» PROMPT:
Write out the data below in full, unchanged, minus the images.

» EXTRACTED MATERIAL:
%%

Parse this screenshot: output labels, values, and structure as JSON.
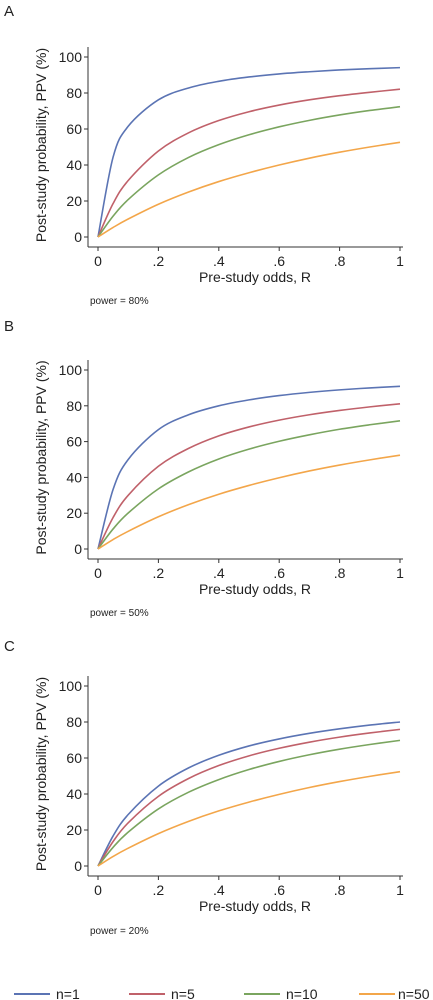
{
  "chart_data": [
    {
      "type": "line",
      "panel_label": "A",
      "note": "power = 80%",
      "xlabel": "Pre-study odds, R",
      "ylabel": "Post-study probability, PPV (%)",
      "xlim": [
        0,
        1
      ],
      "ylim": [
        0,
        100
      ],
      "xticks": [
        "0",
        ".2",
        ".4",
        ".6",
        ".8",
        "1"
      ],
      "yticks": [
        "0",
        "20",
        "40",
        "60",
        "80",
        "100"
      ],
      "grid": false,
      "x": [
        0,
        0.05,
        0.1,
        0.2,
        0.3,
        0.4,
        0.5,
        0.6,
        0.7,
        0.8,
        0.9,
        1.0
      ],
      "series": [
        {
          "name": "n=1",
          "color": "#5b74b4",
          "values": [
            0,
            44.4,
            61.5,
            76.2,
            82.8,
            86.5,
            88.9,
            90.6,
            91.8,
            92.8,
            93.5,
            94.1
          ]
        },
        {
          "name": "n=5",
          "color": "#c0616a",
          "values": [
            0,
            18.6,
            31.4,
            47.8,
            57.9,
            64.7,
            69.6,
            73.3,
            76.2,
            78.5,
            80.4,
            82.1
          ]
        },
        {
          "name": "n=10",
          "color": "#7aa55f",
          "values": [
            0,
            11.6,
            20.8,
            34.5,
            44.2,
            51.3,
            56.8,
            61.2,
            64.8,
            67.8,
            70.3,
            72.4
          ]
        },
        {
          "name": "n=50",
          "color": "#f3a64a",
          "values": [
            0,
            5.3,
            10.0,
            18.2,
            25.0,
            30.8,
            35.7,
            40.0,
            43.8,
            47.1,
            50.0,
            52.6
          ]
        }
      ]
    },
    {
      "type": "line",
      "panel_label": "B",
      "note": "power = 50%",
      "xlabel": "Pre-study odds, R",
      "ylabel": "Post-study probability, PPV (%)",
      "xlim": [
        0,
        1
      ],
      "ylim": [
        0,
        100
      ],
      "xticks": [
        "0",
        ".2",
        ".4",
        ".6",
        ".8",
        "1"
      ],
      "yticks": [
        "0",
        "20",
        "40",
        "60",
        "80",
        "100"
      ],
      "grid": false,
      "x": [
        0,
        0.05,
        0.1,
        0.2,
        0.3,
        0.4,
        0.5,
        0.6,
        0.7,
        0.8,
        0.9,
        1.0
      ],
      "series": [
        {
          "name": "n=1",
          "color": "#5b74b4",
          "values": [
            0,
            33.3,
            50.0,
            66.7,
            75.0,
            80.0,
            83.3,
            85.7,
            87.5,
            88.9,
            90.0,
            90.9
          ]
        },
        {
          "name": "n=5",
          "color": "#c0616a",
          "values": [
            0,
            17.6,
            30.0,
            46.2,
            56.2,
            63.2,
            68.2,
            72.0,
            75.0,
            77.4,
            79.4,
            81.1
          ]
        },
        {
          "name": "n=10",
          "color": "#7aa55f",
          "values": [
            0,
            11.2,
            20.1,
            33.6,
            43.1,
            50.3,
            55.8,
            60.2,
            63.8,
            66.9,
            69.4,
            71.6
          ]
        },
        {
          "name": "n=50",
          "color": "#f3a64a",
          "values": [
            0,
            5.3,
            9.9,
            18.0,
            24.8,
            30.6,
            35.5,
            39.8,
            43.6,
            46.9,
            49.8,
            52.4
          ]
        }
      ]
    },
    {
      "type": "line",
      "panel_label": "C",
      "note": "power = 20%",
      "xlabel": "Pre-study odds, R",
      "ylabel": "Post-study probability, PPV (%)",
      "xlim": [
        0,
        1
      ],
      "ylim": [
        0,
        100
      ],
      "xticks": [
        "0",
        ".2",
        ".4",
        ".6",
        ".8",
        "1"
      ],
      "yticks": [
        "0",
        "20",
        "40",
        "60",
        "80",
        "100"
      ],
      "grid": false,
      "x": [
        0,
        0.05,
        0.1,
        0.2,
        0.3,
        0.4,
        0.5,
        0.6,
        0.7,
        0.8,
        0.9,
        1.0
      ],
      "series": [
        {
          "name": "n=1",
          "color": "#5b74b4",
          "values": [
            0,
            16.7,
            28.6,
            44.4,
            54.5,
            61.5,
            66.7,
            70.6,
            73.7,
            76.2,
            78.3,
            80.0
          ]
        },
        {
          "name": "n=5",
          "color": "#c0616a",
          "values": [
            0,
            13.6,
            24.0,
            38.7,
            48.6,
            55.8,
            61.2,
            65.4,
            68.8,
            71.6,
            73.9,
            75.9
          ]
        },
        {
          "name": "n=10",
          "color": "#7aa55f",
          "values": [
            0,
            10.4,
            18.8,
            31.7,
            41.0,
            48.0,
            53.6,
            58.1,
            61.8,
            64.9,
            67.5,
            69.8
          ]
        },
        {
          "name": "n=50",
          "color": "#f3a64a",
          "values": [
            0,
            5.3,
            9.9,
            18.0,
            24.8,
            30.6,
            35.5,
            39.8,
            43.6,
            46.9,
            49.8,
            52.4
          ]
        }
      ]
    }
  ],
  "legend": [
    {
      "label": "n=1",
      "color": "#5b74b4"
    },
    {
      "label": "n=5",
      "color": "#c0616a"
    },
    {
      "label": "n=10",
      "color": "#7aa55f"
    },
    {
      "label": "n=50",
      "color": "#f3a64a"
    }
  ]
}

%%

» RESPONSE TO THIS EXERCISE:
Parse this screenshot: output labels, values, and structure as JSON.
{
  "chart_data": [
    {
      "type": "line",
      "panel_label": "A",
      "note": "power = 80%",
      "xlabel": "Pre-study odds, R",
      "ylabel": "Post-study probability, PPV (%)",
      "xlim": [
        0,
        1
      ],
      "ylim": [
        0,
        100
      ],
      "xticks": [
        "0",
        ".2",
        ".4",
        ".6",
        ".8",
        "1"
      ],
      "yticks": [
        "0",
        "20",
        "40",
        "60",
        "80",
        "100"
      ],
      "grid": false,
      "x": [
        0,
        0.05,
        0.1,
        0.2,
        0.3,
        0.4,
        0.5,
        0.6,
        0.7,
        0.8,
        0.9,
        1.0
      ],
      "series": [
        {
          "name": "n=1",
          "color": "#5b74b4",
          "values": [
            0,
            44.4,
            61.5,
            76.2,
            82.8,
            86.5,
            88.9,
            90.6,
            91.8,
            92.8,
            93.5,
            94.1
          ]
        },
        {
          "name": "n=5",
          "color": "#c0616a",
          "values": [
            0,
            18.6,
            31.4,
            47.8,
            57.9,
            64.7,
            69.6,
            73.3,
            76.2,
            78.5,
            80.4,
            82.1
          ]
        },
        {
          "name": "n=10",
          "color": "#7aa55f",
          "values": [
            0,
            11.6,
            20.8,
            34.5,
            44.2,
            51.3,
            56.8,
            61.2,
            64.8,
            67.8,
            70.3,
            72.4
          ]
        },
        {
          "name": "n=50",
          "color": "#f3a64a",
          "values": [
            0,
            5.3,
            10.0,
            18.2,
            25.0,
            30.8,
            35.7,
            40.0,
            43.8,
            47.1,
            50.0,
            52.6
          ]
        }
      ]
    },
    {
      "type": "line",
      "panel_label": "B",
      "note": "power = 50%",
      "xlabel": "Pre-study odds, R",
      "ylabel": "Post-study probability, PPV (%)",
      "xlim": [
        0,
        1
      ],
      "ylim": [
        0,
        100
      ],
      "xticks": [
        "0",
        ".2",
        ".4",
        ".6",
        ".8",
        "1"
      ],
      "yticks": [
        "0",
        "20",
        "40",
        "60",
        "80",
        "100"
      ],
      "grid": false,
      "x": [
        0,
        0.05,
        0.1,
        0.2,
        0.3,
        0.4,
        0.5,
        0.6,
        0.7,
        0.8,
        0.9,
        1.0
      ],
      "series": [
        {
          "name": "n=1",
          "color": "#5b74b4",
          "values": [
            0,
            33.3,
            50.0,
            66.7,
            75.0,
            80.0,
            83.3,
            85.7,
            87.5,
            88.9,
            90.0,
            90.9
          ]
        },
        {
          "name": "n=5",
          "color": "#c0616a",
          "values": [
            0,
            17.6,
            30.0,
            46.2,
            56.2,
            63.2,
            68.2,
            72.0,
            75.0,
            77.4,
            79.4,
            81.1
          ]
        },
        {
          "name": "n=10",
          "color": "#7aa55f",
          "values": [
            0,
            11.2,
            20.1,
            33.6,
            43.1,
            50.3,
            55.8,
            60.2,
            63.8,
            66.9,
            69.4,
            71.6
          ]
        },
        {
          "name": "n=50",
          "color": "#f3a64a",
          "values": [
            0,
            5.3,
            9.9,
            18.0,
            24.8,
            30.6,
            35.5,
            39.8,
            43.6,
            46.9,
            49.8,
            52.4
          ]
        }
      ]
    },
    {
      "type": "line",
      "panel_label": "C",
      "note": "power = 20%",
      "xlabel": "Pre-study odds, R",
      "ylabel": "Post-study probability, PPV (%)",
      "xlim": [
        0,
        1
      ],
      "ylim": [
        0,
        100
      ],
      "xticks": [
        "0",
        ".2",
        ".4",
        ".6",
        ".8",
        "1"
      ],
      "yticks": [
        "0",
        "20",
        "40",
        "60",
        "80",
        "100"
      ],
      "grid": false,
      "x": [
        0,
        0.05,
        0.1,
        0.2,
        0.3,
        0.4,
        0.5,
        0.6,
        0.7,
        0.8,
        0.9,
        1.0
      ],
      "series": [
        {
          "name": "n=1",
          "color": "#5b74b4",
          "values": [
            0,
            16.7,
            28.6,
            44.4,
            54.5,
            61.5,
            66.7,
            70.6,
            73.7,
            76.2,
            78.3,
            80.0
          ]
        },
        {
          "name": "n=5",
          "color": "#c0616a",
          "values": [
            0,
            13.6,
            24.0,
            38.7,
            48.6,
            55.8,
            61.2,
            65.4,
            68.8,
            71.6,
            73.9,
            75.9
          ]
        },
        {
          "name": "n=10",
          "color": "#7aa55f",
          "values": [
            0,
            10.4,
            18.8,
            31.7,
            41.0,
            48.0,
            53.6,
            58.1,
            61.8,
            64.9,
            67.5,
            69.8
          ]
        },
        {
          "name": "n=50",
          "color": "#f3a64a",
          "values": [
            0,
            5.3,
            9.9,
            18.0,
            24.8,
            30.6,
            35.5,
            39.8,
            43.6,
            46.9,
            49.8,
            52.4
          ]
        }
      ]
    }
  ],
  "legend": [
    {
      "label": "n=1",
      "color": "#5b74b4"
    },
    {
      "label": "n=5",
      "color": "#c0616a"
    },
    {
      "label": "n=10",
      "color": "#7aa55f"
    },
    {
      "label": "n=50",
      "color": "#f3a64a"
    }
  ]
}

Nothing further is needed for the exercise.